Begin GIVEN RECORDS

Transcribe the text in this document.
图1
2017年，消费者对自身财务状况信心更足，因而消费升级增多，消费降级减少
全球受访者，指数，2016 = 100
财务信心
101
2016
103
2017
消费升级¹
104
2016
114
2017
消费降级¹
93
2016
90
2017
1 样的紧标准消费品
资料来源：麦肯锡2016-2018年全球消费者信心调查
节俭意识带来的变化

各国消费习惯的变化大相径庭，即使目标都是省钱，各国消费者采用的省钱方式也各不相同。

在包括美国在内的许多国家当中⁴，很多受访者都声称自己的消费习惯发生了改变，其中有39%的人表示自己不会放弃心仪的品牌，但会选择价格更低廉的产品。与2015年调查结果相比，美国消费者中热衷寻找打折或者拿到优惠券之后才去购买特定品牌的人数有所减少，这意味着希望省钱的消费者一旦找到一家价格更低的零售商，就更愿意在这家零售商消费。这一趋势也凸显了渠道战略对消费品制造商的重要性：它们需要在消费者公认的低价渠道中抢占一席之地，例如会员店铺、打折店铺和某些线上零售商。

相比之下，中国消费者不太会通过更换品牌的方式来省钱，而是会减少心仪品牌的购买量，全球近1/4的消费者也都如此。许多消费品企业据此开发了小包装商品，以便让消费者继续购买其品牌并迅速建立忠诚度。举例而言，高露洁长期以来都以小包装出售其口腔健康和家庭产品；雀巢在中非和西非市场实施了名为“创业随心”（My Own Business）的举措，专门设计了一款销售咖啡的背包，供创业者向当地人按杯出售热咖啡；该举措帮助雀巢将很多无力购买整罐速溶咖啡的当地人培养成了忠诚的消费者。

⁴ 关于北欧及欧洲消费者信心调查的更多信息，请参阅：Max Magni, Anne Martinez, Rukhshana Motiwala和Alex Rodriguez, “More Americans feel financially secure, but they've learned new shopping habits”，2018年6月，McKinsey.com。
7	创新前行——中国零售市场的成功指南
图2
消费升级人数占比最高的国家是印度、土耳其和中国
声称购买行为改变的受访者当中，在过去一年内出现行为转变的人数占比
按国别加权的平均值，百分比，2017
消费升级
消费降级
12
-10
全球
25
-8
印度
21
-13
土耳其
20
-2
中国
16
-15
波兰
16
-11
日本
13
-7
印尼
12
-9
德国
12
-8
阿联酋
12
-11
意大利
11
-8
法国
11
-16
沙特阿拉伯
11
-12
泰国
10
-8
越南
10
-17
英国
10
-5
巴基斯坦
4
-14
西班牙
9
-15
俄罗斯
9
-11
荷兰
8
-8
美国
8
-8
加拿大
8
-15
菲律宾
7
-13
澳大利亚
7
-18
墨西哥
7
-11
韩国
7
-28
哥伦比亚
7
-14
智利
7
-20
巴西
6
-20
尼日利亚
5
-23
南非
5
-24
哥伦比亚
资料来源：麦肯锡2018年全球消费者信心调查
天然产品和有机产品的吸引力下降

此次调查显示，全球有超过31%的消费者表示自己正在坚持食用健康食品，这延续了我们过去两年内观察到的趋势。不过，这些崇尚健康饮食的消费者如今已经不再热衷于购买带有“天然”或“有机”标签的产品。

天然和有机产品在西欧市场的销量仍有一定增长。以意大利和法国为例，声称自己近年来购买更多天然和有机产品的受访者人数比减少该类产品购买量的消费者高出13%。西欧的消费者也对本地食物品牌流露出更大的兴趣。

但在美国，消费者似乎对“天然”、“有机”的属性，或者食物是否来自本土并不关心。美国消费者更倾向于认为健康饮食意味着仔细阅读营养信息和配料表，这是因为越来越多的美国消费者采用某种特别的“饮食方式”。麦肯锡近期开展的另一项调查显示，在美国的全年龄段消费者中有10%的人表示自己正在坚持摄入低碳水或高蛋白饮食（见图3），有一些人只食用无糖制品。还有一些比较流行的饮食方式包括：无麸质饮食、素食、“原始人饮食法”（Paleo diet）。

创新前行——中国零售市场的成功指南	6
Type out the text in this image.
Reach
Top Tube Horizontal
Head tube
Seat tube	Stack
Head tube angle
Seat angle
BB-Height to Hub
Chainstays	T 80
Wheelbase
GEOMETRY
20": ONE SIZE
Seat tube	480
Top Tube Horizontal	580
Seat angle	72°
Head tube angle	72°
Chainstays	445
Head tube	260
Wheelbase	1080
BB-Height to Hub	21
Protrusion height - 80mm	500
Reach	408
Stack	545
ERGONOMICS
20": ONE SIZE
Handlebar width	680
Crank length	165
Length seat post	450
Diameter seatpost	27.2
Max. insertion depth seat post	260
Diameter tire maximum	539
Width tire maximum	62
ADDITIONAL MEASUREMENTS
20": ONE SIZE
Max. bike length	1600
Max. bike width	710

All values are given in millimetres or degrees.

End GIVEN RECORDS

[SHORT PROBLEM] Reproduce nothing but the lines from the line containing "Type out the text in this image." to the last line of the data, each exactly as written.

[THE OUTPUT]
Type out the text in this image.
Reach
Top Tube Horizontal
Head tube
Seat tube	Stack
Head tube angle
Seat angle
BB-Height to Hub
Chainstays	T 80
Wheelbase
GEOMETRY
20": ONE SIZE
Seat tube	480
Top Tube Horizontal	580
Seat angle	72°
Head tube angle	72°
Chainstays	445
Head tube	260
Wheelbase	1080
BB-Height to Hub	21
Protrusion height - 80mm	500
Reach	408
Stack	545
ERGONOMICS
20": ONE SIZE
Handlebar width	680
Crank length	165
Length seat post	450
Diameter seatpost	27.2
Max. insertion depth seat post	260
Diameter tire maximum	539
Width tire maximum	62
ADDITIONAL MEASUREMENTS
20": ONE SIZE
Max. bike length	1600
Max. bike width	710

All values are given in millimetres or degrees.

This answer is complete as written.